**The input**

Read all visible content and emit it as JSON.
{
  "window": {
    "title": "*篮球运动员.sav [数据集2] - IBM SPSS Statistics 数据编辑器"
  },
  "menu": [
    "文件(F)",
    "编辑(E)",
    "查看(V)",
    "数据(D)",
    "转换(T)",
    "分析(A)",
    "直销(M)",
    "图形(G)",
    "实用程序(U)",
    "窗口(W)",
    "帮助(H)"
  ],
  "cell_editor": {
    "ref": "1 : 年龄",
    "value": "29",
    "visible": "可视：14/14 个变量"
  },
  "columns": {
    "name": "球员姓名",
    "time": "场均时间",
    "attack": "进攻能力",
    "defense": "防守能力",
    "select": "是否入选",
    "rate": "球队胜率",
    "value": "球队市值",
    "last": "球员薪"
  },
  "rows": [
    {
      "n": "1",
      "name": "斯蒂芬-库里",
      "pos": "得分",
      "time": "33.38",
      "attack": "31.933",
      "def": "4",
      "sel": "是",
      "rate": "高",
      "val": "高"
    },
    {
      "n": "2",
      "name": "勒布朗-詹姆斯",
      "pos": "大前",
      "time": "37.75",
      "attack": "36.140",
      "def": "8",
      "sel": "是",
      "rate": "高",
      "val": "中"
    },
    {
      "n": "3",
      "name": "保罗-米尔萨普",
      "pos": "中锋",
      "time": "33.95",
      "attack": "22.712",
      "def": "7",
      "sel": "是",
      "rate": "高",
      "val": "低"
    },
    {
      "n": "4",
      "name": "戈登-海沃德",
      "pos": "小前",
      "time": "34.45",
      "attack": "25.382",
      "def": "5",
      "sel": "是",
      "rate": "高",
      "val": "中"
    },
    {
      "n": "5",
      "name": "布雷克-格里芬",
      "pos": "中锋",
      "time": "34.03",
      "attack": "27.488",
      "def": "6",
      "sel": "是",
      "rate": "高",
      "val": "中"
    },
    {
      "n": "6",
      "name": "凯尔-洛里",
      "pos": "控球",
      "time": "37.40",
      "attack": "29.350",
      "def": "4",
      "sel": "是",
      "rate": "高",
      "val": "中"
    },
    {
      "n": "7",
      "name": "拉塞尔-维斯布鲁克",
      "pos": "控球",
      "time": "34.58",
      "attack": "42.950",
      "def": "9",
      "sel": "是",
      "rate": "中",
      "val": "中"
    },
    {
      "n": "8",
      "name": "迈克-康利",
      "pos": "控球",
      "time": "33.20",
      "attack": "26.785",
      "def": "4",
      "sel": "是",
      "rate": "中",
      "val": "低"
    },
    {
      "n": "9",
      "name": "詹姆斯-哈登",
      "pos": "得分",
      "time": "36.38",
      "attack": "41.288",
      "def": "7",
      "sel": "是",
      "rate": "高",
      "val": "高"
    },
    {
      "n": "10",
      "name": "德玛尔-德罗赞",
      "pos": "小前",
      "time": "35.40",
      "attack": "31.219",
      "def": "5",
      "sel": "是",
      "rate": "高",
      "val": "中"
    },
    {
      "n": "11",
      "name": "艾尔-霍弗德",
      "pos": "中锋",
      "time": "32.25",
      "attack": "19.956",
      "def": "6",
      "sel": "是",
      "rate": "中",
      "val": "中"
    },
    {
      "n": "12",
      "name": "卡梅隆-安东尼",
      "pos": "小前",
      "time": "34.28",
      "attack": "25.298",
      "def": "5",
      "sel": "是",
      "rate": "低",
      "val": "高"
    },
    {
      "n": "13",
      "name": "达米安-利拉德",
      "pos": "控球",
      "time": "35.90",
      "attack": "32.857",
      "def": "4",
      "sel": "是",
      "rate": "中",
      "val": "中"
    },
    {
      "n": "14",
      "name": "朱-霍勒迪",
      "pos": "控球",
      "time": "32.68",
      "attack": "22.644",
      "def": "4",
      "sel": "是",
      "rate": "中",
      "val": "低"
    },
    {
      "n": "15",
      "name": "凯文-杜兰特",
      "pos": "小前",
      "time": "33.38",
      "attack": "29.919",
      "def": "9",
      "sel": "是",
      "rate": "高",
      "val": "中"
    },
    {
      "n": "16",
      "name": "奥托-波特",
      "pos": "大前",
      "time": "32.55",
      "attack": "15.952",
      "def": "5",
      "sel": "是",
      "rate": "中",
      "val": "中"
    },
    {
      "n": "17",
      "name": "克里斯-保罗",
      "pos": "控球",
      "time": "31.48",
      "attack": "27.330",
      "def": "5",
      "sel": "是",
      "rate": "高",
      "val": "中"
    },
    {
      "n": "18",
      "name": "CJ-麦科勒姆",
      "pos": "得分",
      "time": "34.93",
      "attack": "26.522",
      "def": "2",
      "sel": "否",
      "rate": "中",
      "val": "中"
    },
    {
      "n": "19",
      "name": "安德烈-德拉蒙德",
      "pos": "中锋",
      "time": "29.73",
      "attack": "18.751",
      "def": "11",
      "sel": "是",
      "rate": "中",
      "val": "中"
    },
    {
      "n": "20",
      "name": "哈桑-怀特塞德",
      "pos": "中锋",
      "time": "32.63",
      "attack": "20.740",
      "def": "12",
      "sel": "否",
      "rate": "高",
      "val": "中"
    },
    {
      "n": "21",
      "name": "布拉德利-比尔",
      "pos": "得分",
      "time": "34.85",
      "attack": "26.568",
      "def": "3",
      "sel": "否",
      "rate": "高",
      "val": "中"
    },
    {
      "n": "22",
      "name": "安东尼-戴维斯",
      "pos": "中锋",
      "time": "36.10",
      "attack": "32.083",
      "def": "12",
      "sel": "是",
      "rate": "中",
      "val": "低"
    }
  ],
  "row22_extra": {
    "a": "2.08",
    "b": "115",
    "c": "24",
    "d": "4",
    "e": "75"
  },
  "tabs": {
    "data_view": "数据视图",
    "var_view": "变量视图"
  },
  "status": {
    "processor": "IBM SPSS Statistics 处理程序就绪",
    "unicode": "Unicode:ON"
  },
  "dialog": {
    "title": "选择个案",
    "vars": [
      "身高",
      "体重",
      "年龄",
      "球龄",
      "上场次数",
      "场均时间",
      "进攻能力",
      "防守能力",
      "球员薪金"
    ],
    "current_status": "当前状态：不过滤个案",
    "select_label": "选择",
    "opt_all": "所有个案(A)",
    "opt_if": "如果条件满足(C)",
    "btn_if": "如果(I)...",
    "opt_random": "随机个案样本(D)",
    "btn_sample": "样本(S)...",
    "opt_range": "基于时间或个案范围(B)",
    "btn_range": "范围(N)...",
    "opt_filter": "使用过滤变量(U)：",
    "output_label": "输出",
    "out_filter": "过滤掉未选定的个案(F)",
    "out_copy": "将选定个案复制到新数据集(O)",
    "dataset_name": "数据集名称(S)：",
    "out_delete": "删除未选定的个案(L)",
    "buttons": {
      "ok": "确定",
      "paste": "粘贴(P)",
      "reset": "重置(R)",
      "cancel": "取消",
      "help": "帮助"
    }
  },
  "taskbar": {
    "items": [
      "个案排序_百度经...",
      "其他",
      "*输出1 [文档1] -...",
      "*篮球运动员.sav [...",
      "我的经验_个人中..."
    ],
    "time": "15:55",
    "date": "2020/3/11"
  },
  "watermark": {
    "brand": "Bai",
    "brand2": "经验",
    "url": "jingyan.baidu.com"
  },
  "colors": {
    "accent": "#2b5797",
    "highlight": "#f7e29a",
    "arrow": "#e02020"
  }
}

**Task to carry out**
Return every entry exactly as given.

**Result for this task**
Read all visible content and emit it as JSON.
{
  "window": {
    "title": "*篮球运动员.sav [数据集2] - IBM SPSS Statistics 数据编辑器"
  },
  "menu": [
    "文件(F)",
    "编辑(E)",
    "查看(V)",
    "数据(D)",
    "转换(T)",
    "分析(A)",
    "直销(M)",
    "图形(G)",
    "实用程序(U)",
    "窗口(W)",
    "帮助(H)"
  ],
  "cell_editor": {
    "ref": "1 : 年龄",
    "value": "29",
    "visible": "可视：14/14 个变量"
  },
  "columns": {
    "name": "球员姓名",
    "time": "场均时间",
    "attack": "进攻能力",
    "defense": "防守能力",
    "select": "是否入选",
    "rate": "球队胜率",
    "value": "球队市值",
    "last": "球员薪"
  },
  "rows": [
    {
      "n": "1",
      "name": "斯蒂芬-库里",
      "pos": "得分",
      "time": "33.38",
      "attack": "31.933",
      "def": "4",
      "sel": "是",
      "rate": "高",
      "val": "高"
    },
    {
      "n": "2",
      "name": "勒布朗-詹姆斯",
      "pos": "大前",
      "time": "37.75",
      "attack": "36.140",
      "def": "8",
      "sel": "是",
      "rate": "高",
      "val": "中"
    },
    {
      "n": "3",
      "name": "保罗-米尔萨普",
      "pos": "中锋",
      "time": "33.95",
      "attack": "22.712",
      "def": "7",
      "sel": "是",
      "rate": "高",
      "val": "低"
    },
    {
      "n": "4",
      "name": "戈登-海沃德",
      "pos": "小前",
      "time": "34.45",
      "attack": "25.382",
      "def": "5",
      "sel": "是",
      "rate": "高",
      "val": "中"
    },
    {
      "n": "5",
      "name": "布雷克-格里芬",
      "pos": "中锋",
      "time": "34.03",
      "attack": "27.488",
      "def": "6",
      "sel": "是",
      "rate": "高",
      "val": "中"
    },
    {
      "n": "6",
      "name": "凯尔-洛里",
      "pos": "控球",
      "time": "37.40",
      "attack": "29.350",
      "def": "4",
      "sel": "是",
      "rate": "高",
      "val": "中"
    },
    {
      "n": "7",
      "name": "拉塞尔-维斯布鲁克",
      "pos": "控球",
      "time": "34.58",
      "attack": "42.950",
      "def": "9",
      "sel": "是",
      "rate": "中",
      "val": "中"
    },
    {
      "n": "8",
      "name": "迈克-康利",
      "pos": "控球",
      "time": "33.20",
      "attack": "26.785",
      "def": "4",
      "sel": "是",
      "rate": "中",
      "val": "低"
    },
    {
      "n": "9",
      "name": "詹姆斯-哈登",
      "pos": "得分",
      "time": "36.38",
      "attack": "41.288",
      "def": "7",
      "sel": "是",
      "rate": "高",
      "val": "高"
    },
    {
      "n": "10",
      "name": "德玛尔-德罗赞",
      "pos": "小前",
      "time": "35.40",
      "attack": "31.219",
      "def": "5",
      "sel": "是",
      "rate": "高",
      "val": "中"
    },
    {
      "n": "11",
      "name": "艾尔-霍弗德",
      "pos": "中锋",
      "time": "32.25",
      "attack": "19.956",
      "def": "6",
      "sel": "是",
      "rate": "中",
      "val": "中"
    },
    {
      "n": "12",
      "name": "卡梅隆-安东尼",
      "pos": "小前",
      "time": "34.28",
      "attack": "25.298",
      "def": "5",
      "sel": "是",
      "rate": "低",
      "val": "高"
    },
    {
      "n": "13",
      "name": "达米安-利拉德",
      "pos": "控球",
      "time": "35.90",
      "attack": "32.857",
      "def": "4",
      "sel": "是",
      "rate": "中",
      "val": "中"
    },
    {
      "n": "14",
      "name": "朱-霍勒迪",
      "pos": "控球",
      "time": "32.68",
      "attack": "22.644",
      "def": "4",
      "sel": "是",
      "rate": "中",
      "val": "低"
    },
    {
      "n": "15",
      "name": "凯文-杜兰特",
      "pos": "小前",
      "time": "33.38",
      "attack": "29.919",
      "def": "9",
      "sel": "是",
      "rate": "高",
      "val": "中"
    },
    {
      "n": "16",
      "name": "奥托-波特",
      "pos": "大前",
      "time": "32.55",
      "attack": "15.952",
      "def": "5",
      "sel": "是",
      "rate": "中",
      "val": "中"
    },
    {
      "n": "17",
      "name": "克里斯-保罗",
      "pos": "控球",
      "time": "31.48",
      "attack": "27.330",
      "def": "5",
      "sel": "是",
      "rate": "高",
      "val": "中"
    },
    {
      "n": "18",
      "name": "CJ-麦科勒姆",
      "pos": "得分",
      "time": "34.93",
      "attack": "26.522",
      "def": "2",
      "sel": "否",
      "rate": "中",
      "val": "中"
    },
    {
      "n": "19",
      "name": "安德烈-德拉蒙德",
      "pos": "中锋",
      "time": "29.73",
      "attack": "18.751",
      "def": "11",
      "sel": "是",
      "rate": "中",
      "val": "中"
    },
    {
      "n": "20",
      "name": "哈桑-怀特塞德",
      "pos": "中锋",
      "time": "32.63",
      "attack": "20.740",
      "def": "12",
      "sel": "否",
      "rate": "高",
      "val": "中"
    },
    {
      "n": "21",
      "name": "布拉德利-比尔",
      "pos": "得分",
      "time": "34.85",
      "attack": "26.568",
      "def": "3",
      "sel": "否",
      "rate": "高",
      "val": "中"
    },
    {
      "n": "22",
      "name": "安东尼-戴维斯",
      "pos": "中锋",
      "time": "36.10",
      "attack": "32.083",
      "def": "12",
      "sel": "是",
      "rate": "中",
      "val": "低"
    }
  ],
  "row22_extra": {
    "a": "2.08",
    "b": "115",
    "c": "24",
    "d": "4",
    "e": "75"
  },
  "tabs": {
    "data_view": "数据视图",
    "var_view": "变量视图"
  },
  "status": {
    "processor": "IBM SPSS Statistics 处理程序就绪",
    "unicode": "Unicode:ON"
  },
  "dialog": {
    "title": "选择个案",
    "vars": [
      "身高",
      "体重",
      "年龄",
      "球龄",
      "上场次数",
      "场均时间",
      "进攻能力",
      "防守能力",
      "球员薪金"
    ],
    "current_status": "当前状态：不过滤个案",
    "select_label": "选择",
    "opt_all": "所有个案(A)",
    "opt_if": "如果条件满足(C)",
    "btn_if": "如果(I)...",
    "opt_random": "随机个案样本(D)",
    "btn_sample": "样本(S)...",
    "opt_range": "基于时间或个案范围(B)",
    "btn_range": "范围(N)...",
    "opt_filter": "使用过滤变量(U)：",
    "output_label": "输出",
    "out_filter": "过滤掉未选定的个案(F)",
    "out_copy": "将选定个案复制到新数据集(O)",
    "dataset_name": "数据集名称(S)：",
    "out_delete": "删除未选定的个案(L)",
    "buttons": {
      "ok": "确定",
      "paste": "粘贴(P)",
      "reset": "重置(R)",
      "cancel": "取消",
      "help": "帮助"
    }
  },
  "taskbar": {
    "items": [
      "个案排序_百度经...",
      "其他",
      "*输出1 [文档1] -...",
      "*篮球运动员.sav [...",
      "我的经验_个人中..."
    ],
    "time": "15:55",
    "date": "2020/3/11"
  },
  "watermark": {
    "brand": "Bai",
    "brand2": "经验",
    "url": "jingyan.baidu.com"
  },
  "colors": {
    "accent": "#2b5797",
    "highlight": "#f7e29a",
    "arrow": "#e02020"
  }
}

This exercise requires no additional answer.